*Problem details:* From the entries that follow, extract each line holding the string "panel".

>> begin Task data

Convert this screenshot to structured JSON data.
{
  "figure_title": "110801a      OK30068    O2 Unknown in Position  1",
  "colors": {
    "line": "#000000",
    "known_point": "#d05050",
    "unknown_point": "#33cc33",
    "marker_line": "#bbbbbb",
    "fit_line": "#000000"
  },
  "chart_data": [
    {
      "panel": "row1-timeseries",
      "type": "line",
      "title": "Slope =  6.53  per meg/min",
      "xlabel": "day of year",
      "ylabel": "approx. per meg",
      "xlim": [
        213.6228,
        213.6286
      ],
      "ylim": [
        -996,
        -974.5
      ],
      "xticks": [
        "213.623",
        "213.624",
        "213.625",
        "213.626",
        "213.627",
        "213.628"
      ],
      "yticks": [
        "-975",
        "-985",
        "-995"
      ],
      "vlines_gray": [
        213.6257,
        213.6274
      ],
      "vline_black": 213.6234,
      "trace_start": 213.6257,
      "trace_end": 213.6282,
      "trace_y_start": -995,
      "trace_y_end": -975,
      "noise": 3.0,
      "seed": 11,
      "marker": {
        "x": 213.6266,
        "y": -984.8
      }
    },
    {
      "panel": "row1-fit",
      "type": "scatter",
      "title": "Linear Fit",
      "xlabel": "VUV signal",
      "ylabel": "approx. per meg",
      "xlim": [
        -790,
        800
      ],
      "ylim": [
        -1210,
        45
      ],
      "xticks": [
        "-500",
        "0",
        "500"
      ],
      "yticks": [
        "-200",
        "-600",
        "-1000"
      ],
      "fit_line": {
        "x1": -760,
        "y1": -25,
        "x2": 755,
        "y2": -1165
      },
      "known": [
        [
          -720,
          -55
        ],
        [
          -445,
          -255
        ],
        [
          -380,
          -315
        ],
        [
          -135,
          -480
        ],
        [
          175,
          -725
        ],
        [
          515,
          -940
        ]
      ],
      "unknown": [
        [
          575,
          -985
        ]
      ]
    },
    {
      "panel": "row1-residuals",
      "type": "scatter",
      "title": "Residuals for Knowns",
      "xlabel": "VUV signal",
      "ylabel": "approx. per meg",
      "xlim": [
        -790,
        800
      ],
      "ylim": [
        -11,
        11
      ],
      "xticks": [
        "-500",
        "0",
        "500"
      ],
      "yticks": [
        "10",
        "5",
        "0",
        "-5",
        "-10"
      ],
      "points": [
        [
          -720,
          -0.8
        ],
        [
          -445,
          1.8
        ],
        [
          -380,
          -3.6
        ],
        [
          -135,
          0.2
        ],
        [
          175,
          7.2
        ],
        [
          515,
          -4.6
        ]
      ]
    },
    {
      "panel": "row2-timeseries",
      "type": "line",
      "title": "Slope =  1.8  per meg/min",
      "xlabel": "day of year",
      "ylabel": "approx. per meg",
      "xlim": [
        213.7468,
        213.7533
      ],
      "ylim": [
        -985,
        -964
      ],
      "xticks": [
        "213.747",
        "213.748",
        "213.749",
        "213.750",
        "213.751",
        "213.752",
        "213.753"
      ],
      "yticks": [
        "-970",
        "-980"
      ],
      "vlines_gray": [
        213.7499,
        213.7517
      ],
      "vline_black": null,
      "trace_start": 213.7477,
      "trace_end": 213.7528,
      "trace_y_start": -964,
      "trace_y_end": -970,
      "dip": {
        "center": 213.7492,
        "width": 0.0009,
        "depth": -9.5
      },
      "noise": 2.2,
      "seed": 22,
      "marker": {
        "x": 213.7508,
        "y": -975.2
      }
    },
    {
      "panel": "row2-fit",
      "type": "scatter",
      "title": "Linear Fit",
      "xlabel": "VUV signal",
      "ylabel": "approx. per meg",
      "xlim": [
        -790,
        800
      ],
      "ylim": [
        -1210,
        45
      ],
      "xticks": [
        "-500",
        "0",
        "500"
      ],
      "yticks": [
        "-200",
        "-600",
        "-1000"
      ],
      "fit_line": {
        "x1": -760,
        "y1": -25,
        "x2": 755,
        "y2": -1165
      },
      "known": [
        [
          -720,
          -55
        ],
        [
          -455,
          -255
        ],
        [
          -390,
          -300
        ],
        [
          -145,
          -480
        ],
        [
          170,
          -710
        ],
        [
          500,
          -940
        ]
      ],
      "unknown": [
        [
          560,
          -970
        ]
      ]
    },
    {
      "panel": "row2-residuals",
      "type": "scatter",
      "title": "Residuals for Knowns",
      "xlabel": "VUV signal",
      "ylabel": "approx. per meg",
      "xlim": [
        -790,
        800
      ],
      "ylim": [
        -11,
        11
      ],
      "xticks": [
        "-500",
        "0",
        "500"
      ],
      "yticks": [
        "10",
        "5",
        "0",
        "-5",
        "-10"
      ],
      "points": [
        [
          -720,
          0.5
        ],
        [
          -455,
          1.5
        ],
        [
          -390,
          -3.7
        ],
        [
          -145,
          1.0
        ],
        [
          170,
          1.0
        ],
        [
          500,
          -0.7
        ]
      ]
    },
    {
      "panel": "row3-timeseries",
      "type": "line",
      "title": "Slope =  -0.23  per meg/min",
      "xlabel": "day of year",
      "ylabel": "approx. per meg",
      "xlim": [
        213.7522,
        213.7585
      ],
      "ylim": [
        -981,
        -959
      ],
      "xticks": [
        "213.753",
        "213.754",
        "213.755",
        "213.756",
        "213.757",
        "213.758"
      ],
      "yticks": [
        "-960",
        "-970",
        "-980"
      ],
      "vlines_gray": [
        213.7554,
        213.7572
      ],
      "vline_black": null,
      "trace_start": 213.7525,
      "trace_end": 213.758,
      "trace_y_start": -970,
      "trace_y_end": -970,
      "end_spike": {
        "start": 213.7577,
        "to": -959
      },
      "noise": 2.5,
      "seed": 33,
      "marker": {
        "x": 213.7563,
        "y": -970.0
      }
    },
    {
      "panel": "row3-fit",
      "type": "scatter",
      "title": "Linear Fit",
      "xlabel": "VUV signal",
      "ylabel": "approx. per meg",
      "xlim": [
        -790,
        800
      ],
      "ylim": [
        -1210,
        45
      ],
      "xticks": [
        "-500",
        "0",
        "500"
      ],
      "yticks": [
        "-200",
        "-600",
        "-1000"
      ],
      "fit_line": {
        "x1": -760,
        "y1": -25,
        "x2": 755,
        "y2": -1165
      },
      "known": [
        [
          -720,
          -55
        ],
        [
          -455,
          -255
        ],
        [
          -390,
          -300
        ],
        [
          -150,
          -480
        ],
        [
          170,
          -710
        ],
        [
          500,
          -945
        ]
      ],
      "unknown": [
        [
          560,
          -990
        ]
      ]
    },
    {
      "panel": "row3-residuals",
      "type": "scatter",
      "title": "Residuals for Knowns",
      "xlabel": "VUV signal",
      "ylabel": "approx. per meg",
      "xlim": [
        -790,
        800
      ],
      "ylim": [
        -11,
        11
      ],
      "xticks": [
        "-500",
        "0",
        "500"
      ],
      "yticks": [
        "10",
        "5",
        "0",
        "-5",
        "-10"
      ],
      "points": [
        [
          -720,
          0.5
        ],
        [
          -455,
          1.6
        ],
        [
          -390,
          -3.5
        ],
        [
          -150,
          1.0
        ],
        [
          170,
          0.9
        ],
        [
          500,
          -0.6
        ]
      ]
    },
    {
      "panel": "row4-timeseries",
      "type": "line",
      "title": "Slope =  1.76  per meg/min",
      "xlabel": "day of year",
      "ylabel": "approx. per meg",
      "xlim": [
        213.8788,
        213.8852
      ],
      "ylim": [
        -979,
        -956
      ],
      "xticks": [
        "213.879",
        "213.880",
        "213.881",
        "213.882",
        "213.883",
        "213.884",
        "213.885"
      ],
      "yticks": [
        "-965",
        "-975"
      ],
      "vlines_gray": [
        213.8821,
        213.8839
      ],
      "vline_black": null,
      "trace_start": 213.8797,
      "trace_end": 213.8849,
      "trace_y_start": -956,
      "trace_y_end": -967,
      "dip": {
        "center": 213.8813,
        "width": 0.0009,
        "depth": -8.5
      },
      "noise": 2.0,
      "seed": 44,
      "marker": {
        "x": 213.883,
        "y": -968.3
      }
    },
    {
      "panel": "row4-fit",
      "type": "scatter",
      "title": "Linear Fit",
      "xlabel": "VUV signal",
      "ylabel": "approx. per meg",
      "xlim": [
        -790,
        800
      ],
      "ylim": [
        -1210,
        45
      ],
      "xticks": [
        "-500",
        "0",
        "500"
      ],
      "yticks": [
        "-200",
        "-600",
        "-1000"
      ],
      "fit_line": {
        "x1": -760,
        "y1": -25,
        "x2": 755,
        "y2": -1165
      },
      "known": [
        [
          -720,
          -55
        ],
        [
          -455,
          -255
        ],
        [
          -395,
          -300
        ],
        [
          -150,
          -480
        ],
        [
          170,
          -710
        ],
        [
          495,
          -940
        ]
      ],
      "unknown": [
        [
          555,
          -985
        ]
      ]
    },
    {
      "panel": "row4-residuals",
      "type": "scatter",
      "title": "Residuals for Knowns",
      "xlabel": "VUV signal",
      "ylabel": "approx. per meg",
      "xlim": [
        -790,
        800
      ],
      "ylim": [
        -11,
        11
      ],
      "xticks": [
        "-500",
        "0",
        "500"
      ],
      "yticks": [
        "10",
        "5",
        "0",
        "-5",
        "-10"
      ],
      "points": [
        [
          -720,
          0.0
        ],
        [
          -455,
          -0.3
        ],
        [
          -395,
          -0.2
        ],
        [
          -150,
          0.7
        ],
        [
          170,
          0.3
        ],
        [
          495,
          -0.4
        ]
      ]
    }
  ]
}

>> end Task data

*The solution:*
      "panel": "row1-timeseries",
      "panel": "row1-fit",
      "panel": "row1-residuals",
      "panel": "row2-timeseries",
      "panel": "row2-fit",
      "panel": "row2-residuals",
      "panel": "row3-timeseries",
      "panel": "row3-fit",
      "panel": "row3-residuals",
      "panel": "row4-timeseries",
      "panel": "row4-fit",
      "panel": "row4-residuals",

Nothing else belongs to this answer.